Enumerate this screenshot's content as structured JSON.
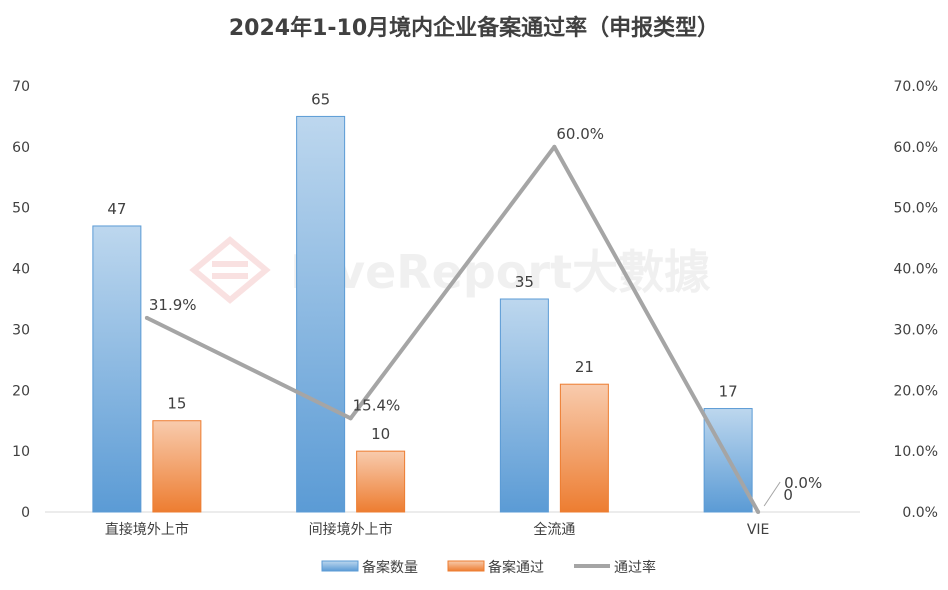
{
  "chart_data": {
    "type": "bar",
    "title": "2024年1-10月境内企业备案通过率（申报类型）",
    "watermark": "LiveReport大數據",
    "categories": [
      "直接境外上市",
      "间接境外上市",
      "全流通",
      "VIE"
    ],
    "series": [
      {
        "name": "备案数量",
        "type": "bar",
        "axis": "left",
        "values": [
          47,
          65,
          35,
          17
        ],
        "labels": [
          "47",
          "65",
          "35",
          "17"
        ]
      },
      {
        "name": "备案通过",
        "type": "bar",
        "axis": "left",
        "values": [
          15,
          10,
          21,
          0
        ],
        "labels": [
          "15",
          "10",
          "21",
          "0"
        ]
      },
      {
        "name": "通过率",
        "type": "line",
        "axis": "right",
        "values": [
          31.9,
          15.4,
          60.0,
          0.0
        ],
        "labels": [
          "31.9%",
          "15.4%",
          "60.0%",
          "0.0%"
        ]
      }
    ],
    "y_left": {
      "range": [
        0,
        70
      ],
      "ticks": [
        "0",
        "10",
        "20",
        "30",
        "40",
        "50",
        "60",
        "70"
      ]
    },
    "y_right": {
      "range": [
        0,
        70
      ],
      "ticks": [
        "0.0%",
        "10.0%",
        "20.0%",
        "30.0%",
        "40.0%",
        "50.0%",
        "60.0%",
        "70.0%"
      ]
    },
    "grid": false,
    "legend_position": "bottom",
    "colors": {
      "count": "#5b9bd5",
      "passed": "#ed7d31",
      "rate": "#a5a5a5",
      "text": "#404040",
      "axis": "#d9d9d9"
    }
  }
}
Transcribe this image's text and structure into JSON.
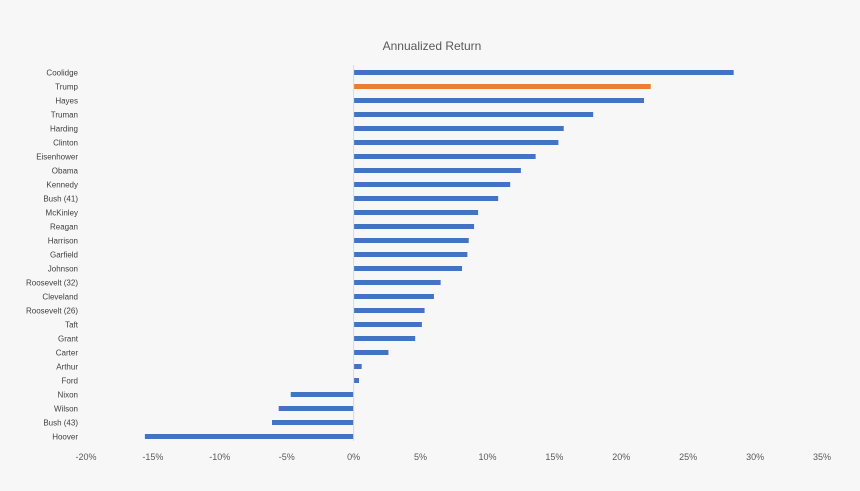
{
  "chart_data": {
    "type": "bar",
    "orientation": "horizontal",
    "title": "Annualized Return",
    "xlabel": "",
    "ylabel": "",
    "xlim": [
      -0.2,
      0.35
    ],
    "x_ticks": [
      -0.2,
      -0.15,
      -0.1,
      -0.05,
      0,
      0.05,
      0.1,
      0.15,
      0.2,
      0.25,
      0.3,
      0.35
    ],
    "x_tick_labels": [
      "-20%",
      "-15%",
      "-10%",
      "-5%",
      "0%",
      "5%",
      "10%",
      "15%",
      "20%",
      "25%",
      "30%",
      "35%"
    ],
    "grid": false,
    "legend": "none",
    "colors": {
      "default": "#4472c4",
      "highlight": "#ed7d31"
    },
    "categories": [
      "Coolidge",
      "Trump",
      "Hayes",
      "Truman",
      "Harding",
      "Clinton",
      "Eisenhower",
      "Obama",
      "Kennedy",
      "Bush (41)",
      "McKinley",
      "Reagan",
      "Harrison",
      "Garfield",
      "Johnson",
      "Roosevelt (32)",
      "Cleveland",
      "Roosevelt (26)",
      "Taft",
      "Grant",
      "Carter",
      "Arthur",
      "Ford",
      "Nixon",
      "Wilson",
      "Bush (43)",
      "Hoover"
    ],
    "values": [
      0.284,
      0.222,
      0.217,
      0.179,
      0.157,
      0.153,
      0.136,
      0.125,
      0.117,
      0.108,
      0.093,
      0.09,
      0.086,
      0.085,
      0.081,
      0.065,
      0.06,
      0.053,
      0.051,
      0.046,
      0.026,
      0.006,
      0.004,
      -0.047,
      -0.056,
      -0.061,
      -0.156
    ],
    "highlight_category": "Trump"
  }
}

Written instruction
Every line above should be returned word for word, with the pictures left behind.

Exercise result
Enumerate this screenshot's content as structured JSON.
{
  "chart_data": {
    "type": "bar",
    "title": "2024年1-10月境内企业备案通过率（申报类型）",
    "watermark": "LiveReport大數據",
    "categories": [
      "直接境外上市",
      "间接境外上市",
      "全流通",
      "VIE"
    ],
    "series": [
      {
        "name": "备案数量",
        "type": "bar",
        "axis": "left",
        "values": [
          47,
          65,
          35,
          17
        ],
        "labels": [
          "47",
          "65",
          "35",
          "17"
        ]
      },
      {
        "name": "备案通过",
        "type": "bar",
        "axis": "left",
        "values": [
          15,
          10,
          21,
          0
        ],
        "labels": [
          "15",
          "10",
          "21",
          "0"
        ]
      },
      {
        "name": "通过率",
        "type": "line",
        "axis": "right",
        "values": [
          31.9,
          15.4,
          60.0,
          0.0
        ],
        "labels": [
          "31.9%",
          "15.4%",
          "60.0%",
          "0.0%"
        ]
      }
    ],
    "y_left": {
      "range": [
        0,
        70
      ],
      "ticks": [
        "0",
        "10",
        "20",
        "30",
        "40",
        "50",
        "60",
        "70"
      ]
    },
    "y_right": {
      "range": [
        0,
        70
      ],
      "ticks": [
        "0.0%",
        "10.0%",
        "20.0%",
        "30.0%",
        "40.0%",
        "50.0%",
        "60.0%",
        "70.0%"
      ]
    },
    "grid": false,
    "legend_position": "bottom",
    "colors": {
      "count": "#5b9bd5",
      "passed": "#ed7d31",
      "rate": "#a5a5a5",
      "text": "#404040",
      "axis": "#d9d9d9"
    }
  }
}
Transcribe this image's text and structure into JSON.
{
  "chart_data": {
    "type": "bar",
    "orientation": "horizontal",
    "title": "Annualized Return",
    "xlabel": "",
    "ylabel": "",
    "xlim": [
      -0.2,
      0.35
    ],
    "x_ticks": [
      -0.2,
      -0.15,
      -0.1,
      -0.05,
      0,
      0.05,
      0.1,
      0.15,
      0.2,
      0.25,
      0.3,
      0.35
    ],
    "x_tick_labels": [
      "-20%",
      "-15%",
      "-10%",
      "-5%",
      "0%",
      "5%",
      "10%",
      "15%",
      "20%",
      "25%",
      "30%",
      "35%"
    ],
    "grid": false,
    "legend": "none",
    "colors": {
      "default": "#4472c4",
      "highlight": "#ed7d31"
    },
    "categories": [
      "Coolidge",
      "Trump",
      "Hayes",
      "Truman",
      "Harding",
      "Clinton",
      "Eisenhower",
      "Obama",
      "Kennedy",
      "Bush (41)",
      "McKinley",
      "Reagan",
      "Harrison",
      "Garfield",
      "Johnson",
      "Roosevelt (32)",
      "Cleveland",
      "Roosevelt (26)",
      "Taft",
      "Grant",
      "Carter",
      "Arthur",
      "Ford",
      "Nixon",
      "Wilson",
      "Bush (43)",
      "Hoover"
    ],
    "values": [
      0.284,
      0.222,
      0.217,
      0.179,
      0.157,
      0.153,
      0.136,
      0.125,
      0.117,
      0.108,
      0.093,
      0.09,
      0.086,
      0.085,
      0.081,
      0.065,
      0.06,
      0.053,
      0.051,
      0.046,
      0.026,
      0.006,
      0.004,
      -0.047,
      -0.056,
      -0.061,
      -0.156
    ],
    "highlight_category": "Trump"
  }
}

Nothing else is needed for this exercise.